- RECORDS

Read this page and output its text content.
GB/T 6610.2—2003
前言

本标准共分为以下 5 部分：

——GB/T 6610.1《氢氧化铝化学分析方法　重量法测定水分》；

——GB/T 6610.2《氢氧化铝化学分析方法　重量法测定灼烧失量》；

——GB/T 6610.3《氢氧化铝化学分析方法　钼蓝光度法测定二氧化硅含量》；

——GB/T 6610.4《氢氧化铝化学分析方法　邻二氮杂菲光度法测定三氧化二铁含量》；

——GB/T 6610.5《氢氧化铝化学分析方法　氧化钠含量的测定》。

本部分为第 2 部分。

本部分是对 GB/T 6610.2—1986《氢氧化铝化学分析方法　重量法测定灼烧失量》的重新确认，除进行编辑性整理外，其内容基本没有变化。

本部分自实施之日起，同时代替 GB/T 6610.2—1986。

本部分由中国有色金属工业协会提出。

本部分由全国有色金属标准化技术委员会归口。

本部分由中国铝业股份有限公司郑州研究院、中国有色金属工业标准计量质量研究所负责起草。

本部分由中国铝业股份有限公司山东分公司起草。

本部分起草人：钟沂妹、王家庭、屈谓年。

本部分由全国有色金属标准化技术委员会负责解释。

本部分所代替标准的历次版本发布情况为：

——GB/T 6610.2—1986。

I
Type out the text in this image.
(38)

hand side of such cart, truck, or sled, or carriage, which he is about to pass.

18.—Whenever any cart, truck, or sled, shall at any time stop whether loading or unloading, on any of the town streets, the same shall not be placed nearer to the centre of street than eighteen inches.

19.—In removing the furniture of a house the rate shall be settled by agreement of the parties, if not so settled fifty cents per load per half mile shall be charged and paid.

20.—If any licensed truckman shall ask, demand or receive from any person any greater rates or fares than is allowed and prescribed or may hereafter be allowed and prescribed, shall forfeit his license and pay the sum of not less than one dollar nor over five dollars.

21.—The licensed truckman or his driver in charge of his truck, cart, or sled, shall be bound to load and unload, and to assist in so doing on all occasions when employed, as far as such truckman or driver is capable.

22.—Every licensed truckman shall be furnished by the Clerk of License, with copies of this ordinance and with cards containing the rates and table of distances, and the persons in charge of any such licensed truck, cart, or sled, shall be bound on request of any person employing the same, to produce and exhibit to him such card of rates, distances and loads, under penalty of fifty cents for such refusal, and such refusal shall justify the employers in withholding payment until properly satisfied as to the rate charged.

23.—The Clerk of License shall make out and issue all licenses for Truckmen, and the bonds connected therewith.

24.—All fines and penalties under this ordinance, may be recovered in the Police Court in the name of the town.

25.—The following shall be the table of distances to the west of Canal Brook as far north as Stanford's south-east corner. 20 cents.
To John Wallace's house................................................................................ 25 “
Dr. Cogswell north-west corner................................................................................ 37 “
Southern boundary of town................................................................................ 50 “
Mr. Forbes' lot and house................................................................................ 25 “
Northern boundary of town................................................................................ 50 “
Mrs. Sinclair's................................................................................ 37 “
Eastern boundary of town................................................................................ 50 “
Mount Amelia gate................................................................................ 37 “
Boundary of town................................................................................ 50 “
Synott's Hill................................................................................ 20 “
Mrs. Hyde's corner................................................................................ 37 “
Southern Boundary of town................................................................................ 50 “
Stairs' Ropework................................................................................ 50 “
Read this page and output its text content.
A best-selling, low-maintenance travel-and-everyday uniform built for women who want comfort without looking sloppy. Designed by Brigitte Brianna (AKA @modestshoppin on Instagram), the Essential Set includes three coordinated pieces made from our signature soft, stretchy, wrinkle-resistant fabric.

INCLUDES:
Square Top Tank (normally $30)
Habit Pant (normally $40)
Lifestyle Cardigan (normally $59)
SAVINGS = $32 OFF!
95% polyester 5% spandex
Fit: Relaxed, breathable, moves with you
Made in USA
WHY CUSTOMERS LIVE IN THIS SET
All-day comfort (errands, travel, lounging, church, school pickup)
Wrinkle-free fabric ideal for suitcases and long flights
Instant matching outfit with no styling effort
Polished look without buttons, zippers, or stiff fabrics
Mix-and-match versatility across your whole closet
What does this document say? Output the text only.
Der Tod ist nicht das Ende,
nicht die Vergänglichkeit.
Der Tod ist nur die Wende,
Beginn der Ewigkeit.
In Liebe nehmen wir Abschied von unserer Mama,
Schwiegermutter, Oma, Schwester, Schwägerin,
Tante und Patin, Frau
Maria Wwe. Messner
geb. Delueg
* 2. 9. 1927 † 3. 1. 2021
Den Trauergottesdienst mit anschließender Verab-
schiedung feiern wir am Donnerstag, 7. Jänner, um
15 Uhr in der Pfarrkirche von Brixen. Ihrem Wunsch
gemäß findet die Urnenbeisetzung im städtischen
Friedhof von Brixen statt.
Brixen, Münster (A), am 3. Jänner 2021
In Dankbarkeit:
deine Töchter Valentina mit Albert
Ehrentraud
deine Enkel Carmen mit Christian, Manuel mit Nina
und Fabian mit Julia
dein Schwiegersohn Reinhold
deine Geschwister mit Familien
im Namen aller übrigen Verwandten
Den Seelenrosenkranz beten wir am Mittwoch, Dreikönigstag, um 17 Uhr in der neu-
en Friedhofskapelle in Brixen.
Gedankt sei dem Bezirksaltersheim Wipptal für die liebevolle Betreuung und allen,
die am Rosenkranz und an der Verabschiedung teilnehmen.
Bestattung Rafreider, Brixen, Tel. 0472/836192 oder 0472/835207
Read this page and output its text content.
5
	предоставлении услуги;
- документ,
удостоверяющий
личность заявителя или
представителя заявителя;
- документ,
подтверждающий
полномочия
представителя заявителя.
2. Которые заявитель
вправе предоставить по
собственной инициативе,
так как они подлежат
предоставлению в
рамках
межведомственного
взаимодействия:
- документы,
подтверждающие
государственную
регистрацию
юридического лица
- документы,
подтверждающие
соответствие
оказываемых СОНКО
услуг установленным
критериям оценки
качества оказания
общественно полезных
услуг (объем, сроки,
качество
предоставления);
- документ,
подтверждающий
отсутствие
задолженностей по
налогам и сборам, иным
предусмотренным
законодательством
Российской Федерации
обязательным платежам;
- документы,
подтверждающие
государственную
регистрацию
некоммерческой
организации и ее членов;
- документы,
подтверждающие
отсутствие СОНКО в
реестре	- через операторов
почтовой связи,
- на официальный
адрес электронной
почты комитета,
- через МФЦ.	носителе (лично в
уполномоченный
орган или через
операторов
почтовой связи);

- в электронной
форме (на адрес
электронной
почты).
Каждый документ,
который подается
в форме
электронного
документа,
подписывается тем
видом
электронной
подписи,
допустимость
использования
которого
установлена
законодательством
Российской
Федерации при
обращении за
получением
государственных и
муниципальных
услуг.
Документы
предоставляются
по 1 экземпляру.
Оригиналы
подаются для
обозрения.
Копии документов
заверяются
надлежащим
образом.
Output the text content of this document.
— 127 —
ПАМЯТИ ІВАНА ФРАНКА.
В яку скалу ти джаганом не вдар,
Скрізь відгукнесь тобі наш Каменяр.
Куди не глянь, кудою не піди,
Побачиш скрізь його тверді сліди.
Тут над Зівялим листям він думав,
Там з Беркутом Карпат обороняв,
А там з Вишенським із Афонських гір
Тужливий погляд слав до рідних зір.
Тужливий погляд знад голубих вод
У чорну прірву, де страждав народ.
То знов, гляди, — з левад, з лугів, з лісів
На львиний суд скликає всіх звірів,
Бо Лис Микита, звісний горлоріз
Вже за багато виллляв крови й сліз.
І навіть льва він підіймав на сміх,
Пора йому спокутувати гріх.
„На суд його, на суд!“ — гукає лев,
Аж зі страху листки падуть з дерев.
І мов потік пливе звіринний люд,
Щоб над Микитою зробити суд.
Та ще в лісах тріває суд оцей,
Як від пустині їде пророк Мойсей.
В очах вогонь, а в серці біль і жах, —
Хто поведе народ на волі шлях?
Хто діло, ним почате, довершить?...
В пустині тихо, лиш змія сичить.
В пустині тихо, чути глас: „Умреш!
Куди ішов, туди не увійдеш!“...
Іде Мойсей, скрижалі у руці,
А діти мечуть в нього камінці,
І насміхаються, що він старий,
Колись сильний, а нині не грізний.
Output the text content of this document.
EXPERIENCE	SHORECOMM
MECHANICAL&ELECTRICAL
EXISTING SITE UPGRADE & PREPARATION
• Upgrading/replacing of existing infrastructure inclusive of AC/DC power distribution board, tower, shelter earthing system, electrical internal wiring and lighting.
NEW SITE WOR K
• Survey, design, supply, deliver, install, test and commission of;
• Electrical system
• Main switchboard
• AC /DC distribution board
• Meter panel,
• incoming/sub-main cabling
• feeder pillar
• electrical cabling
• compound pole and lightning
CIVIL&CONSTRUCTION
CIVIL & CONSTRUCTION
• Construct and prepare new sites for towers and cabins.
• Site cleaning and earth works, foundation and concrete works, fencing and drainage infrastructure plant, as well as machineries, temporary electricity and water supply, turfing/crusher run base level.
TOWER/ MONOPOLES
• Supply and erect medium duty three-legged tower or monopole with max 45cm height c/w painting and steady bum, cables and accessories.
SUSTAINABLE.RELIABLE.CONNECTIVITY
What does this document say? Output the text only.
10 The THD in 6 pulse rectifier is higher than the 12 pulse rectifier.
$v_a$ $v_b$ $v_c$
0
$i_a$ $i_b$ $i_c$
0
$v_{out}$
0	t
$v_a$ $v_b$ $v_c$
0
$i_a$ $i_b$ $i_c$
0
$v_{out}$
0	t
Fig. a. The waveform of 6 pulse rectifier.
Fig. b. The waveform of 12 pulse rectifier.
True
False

- EXERCISE DIRECTIONS
Identify and copy lines that hold the string "народ".

- EXERCISE ANSWER
У чорну прірву, де страждав народ.
Хто поведе народ на волі шлях?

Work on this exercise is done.